Records that describe figures:
[start]

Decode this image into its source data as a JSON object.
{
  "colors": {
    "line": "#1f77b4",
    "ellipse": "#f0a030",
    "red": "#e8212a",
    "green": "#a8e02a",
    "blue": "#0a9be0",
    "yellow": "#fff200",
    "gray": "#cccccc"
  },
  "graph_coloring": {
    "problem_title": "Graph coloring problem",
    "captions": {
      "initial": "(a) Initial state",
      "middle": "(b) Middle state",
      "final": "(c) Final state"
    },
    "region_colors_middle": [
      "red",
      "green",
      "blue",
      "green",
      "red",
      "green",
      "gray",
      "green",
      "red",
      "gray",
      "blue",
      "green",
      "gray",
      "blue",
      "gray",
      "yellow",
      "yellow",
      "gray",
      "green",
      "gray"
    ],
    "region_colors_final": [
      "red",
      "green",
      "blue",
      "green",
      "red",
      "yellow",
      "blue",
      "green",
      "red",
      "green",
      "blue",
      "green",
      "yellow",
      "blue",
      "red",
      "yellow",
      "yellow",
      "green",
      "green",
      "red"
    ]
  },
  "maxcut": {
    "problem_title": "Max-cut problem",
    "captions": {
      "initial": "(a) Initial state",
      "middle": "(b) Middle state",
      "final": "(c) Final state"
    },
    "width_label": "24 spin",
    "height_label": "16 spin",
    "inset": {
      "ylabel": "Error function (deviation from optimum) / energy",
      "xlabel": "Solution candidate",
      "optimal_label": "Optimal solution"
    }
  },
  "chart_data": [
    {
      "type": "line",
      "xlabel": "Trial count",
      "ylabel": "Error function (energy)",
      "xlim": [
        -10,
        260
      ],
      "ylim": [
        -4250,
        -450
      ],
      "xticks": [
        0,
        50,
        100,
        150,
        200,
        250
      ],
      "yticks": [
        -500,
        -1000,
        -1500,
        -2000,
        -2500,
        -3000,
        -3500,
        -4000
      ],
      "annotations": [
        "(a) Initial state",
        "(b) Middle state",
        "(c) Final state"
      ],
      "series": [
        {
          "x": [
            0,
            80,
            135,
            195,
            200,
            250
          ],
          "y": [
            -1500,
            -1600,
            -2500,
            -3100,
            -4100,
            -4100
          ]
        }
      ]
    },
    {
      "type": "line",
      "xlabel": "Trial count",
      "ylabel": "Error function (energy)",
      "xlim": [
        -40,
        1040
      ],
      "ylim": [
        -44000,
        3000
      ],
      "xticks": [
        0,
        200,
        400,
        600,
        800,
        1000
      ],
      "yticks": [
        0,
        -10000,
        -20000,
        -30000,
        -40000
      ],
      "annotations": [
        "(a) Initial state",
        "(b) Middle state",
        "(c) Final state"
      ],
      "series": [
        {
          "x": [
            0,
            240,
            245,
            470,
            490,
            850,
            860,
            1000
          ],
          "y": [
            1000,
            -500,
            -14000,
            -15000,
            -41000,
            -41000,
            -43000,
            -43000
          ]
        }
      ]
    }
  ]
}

[end]

Write out every entry again exactly, please, with nothing missing.

FINAL RESULT ::
Decode this image into its source data as a JSON object.
{
  "colors": {
    "line": "#1f77b4",
    "ellipse": "#f0a030",
    "red": "#e8212a",
    "green": "#a8e02a",
    "blue": "#0a9be0",
    "yellow": "#fff200",
    "gray": "#cccccc"
  },
  "graph_coloring": {
    "problem_title": "Graph coloring problem",
    "captions": {
      "initial": "(a) Initial state",
      "middle": "(b) Middle state",
      "final": "(c) Final state"
    },
    "region_colors_middle": [
      "red",
      "green",
      "blue",
      "green",
      "red",
      "green",
      "gray",
      "green",
      "red",
      "gray",
      "blue",
      "green",
      "gray",
      "blue",
      "gray",
      "yellow",
      "yellow",
      "gray",
      "green",
      "gray"
    ],
    "region_colors_final": [
      "red",
      "green",
      "blue",
      "green",
      "red",
      "yellow",
      "blue",
      "green",
      "red",
      "green",
      "blue",
      "green",
      "yellow",
      "blue",
      "red",
      "yellow",
      "yellow",
      "green",
      "green",
      "red"
    ]
  },
  "maxcut": {
    "problem_title": "Max-cut problem",
    "captions": {
      "initial": "(a) Initial state",
      "middle": "(b) Middle state",
      "final": "(c) Final state"
    },
    "width_label": "24 spin",
    "height_label": "16 spin",
    "inset": {
      "ylabel": "Error function (deviation from optimum) / energy",
      "xlabel": "Solution candidate",
      "optimal_label": "Optimal solution"
    }
  },
  "chart_data": [
    {
      "type": "line",
      "xlabel": "Trial count",
      "ylabel": "Error function (energy)",
      "xlim": [
        -10,
        260
      ],
      "ylim": [
        -4250,
        -450
      ],
      "xticks": [
        0,
        50,
        100,
        150,
        200,
        250
      ],
      "yticks": [
        -500,
        -1000,
        -1500,
        -2000,
        -2500,
        -3000,
        -3500,
        -4000
      ],
      "annotations": [
        "(a) Initial state",
        "(b) Middle state",
        "(c) Final state"
      ],
      "series": [
        {
          "x": [
            0,
            80,
            135,
            195,
            200,
            250
          ],
          "y": [
            -1500,
            -1600,
            -2500,
            -3100,
            -4100,
            -4100
          ]
        }
      ]
    },
    {
      "type": "line",
      "xlabel": "Trial count",
      "ylabel": "Error function (energy)",
      "xlim": [
        -40,
        1040
      ],
      "ylim": [
        -44000,
        3000
      ],
      "xticks": [
        0,
        200,
        400,
        600,
        800,
        1000
      ],
      "yticks": [
        0,
        -10000,
        -20000,
        -30000,
        -40000
      ],
      "annotations": [
        "(a) Initial state",
        "(b) Middle state",
        "(c) Final state"
      ],
      "series": [
        {
          "x": [
            0,
            240,
            245,
            470,
            490,
            850,
            860,
            1000
          ],
          "y": [
            1000,
            -500,
            -14000,
            -15000,
            -41000,
            -41000,
            -43000,
            -43000
          ]
        }
      ]
    }
  ]
}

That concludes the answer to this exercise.